## GIVEN EXERCISE
Wherever the word "Epoxy" shows up in a line, please copy that line.

## ENTRIES SUPPLIED
================================

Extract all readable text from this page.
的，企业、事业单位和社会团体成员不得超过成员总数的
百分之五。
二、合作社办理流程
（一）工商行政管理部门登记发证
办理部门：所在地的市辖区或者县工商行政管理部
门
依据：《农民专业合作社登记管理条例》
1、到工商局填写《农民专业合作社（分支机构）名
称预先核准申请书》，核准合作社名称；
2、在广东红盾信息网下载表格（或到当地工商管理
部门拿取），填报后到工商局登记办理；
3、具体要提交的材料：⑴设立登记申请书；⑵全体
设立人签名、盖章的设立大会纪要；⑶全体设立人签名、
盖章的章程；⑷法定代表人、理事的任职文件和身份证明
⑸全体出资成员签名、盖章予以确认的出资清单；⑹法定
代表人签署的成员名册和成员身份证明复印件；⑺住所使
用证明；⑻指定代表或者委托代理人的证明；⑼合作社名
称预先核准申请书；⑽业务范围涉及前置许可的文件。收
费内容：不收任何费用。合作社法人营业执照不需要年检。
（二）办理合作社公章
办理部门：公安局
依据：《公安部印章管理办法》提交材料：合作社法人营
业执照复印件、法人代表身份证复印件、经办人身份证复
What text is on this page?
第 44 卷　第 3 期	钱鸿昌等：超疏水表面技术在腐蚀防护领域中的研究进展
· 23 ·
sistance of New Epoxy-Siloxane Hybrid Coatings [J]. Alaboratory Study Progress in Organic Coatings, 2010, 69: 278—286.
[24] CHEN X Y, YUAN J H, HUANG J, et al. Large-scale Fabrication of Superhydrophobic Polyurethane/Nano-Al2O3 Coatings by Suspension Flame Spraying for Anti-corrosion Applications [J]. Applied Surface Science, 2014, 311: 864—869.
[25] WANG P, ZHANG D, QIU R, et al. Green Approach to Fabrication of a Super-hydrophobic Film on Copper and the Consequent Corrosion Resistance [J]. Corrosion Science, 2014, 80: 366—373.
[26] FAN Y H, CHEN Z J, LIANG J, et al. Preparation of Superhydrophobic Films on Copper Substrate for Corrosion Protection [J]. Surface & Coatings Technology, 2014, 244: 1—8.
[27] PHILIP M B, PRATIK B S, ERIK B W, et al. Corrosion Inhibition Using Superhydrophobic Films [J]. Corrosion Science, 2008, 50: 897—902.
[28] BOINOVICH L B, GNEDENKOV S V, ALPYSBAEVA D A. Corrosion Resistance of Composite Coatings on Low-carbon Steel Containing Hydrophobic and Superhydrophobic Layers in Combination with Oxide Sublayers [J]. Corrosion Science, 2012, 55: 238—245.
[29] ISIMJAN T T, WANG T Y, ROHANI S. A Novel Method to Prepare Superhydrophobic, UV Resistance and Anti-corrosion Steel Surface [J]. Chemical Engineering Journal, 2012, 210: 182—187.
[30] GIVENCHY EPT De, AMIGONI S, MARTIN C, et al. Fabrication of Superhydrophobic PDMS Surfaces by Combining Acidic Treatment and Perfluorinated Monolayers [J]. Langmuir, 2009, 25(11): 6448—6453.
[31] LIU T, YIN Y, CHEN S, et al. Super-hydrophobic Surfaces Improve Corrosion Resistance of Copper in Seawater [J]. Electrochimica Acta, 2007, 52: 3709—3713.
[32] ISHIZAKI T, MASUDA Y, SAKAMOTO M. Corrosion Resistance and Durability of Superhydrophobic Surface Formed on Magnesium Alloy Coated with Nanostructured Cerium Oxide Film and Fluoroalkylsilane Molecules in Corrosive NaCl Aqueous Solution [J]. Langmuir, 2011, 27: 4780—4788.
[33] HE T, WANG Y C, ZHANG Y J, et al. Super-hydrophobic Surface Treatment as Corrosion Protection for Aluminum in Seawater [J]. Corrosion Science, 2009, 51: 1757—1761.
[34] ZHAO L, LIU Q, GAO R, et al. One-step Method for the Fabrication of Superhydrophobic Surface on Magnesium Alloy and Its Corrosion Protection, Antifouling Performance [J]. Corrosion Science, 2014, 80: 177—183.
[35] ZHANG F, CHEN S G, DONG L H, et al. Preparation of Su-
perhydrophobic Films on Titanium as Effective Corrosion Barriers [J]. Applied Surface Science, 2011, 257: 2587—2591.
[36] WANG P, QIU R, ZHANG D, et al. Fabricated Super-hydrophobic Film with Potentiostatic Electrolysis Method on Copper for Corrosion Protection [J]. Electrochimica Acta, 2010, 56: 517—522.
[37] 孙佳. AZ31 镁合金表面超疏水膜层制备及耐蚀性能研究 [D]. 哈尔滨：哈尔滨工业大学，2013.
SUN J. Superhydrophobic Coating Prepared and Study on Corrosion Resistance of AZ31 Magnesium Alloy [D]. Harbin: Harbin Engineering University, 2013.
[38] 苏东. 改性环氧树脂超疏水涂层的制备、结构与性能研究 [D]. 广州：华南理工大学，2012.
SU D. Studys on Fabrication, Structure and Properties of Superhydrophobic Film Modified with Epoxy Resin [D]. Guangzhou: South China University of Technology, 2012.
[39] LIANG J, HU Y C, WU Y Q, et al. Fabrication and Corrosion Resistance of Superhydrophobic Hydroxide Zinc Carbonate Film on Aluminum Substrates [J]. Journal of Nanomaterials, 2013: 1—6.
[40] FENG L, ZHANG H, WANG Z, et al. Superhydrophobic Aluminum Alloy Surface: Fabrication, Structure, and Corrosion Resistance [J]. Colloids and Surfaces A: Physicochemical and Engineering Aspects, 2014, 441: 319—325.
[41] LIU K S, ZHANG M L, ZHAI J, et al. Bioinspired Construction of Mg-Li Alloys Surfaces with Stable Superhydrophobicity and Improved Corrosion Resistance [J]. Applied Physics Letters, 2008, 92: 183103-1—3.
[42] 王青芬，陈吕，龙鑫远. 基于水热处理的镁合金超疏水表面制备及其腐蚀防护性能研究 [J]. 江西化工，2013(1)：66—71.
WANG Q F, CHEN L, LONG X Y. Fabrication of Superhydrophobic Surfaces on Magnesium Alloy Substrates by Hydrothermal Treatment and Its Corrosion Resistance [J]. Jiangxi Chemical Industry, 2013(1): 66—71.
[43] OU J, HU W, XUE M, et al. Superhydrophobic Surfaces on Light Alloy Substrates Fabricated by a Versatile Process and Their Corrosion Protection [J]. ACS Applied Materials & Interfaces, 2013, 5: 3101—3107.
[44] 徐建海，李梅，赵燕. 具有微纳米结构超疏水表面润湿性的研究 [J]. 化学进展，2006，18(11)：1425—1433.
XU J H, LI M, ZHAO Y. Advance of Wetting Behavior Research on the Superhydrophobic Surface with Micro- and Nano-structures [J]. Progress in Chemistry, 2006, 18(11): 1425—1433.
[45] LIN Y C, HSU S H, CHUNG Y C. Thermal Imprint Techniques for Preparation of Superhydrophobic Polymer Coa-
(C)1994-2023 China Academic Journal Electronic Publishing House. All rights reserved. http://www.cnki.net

================================

## TASK SOLUTION
sistance of New Epoxy-Siloxane Hybrid Coatings [J]. Alaboratory Study Progress in Organic Coatings, 2010, 69: 278—286.
SU D. Studys on Fabrication, Structure and Properties of Superhydrophobic Film Modified with Epoxy Resin [D]. Guangzhou: South China University of Technology, 2012.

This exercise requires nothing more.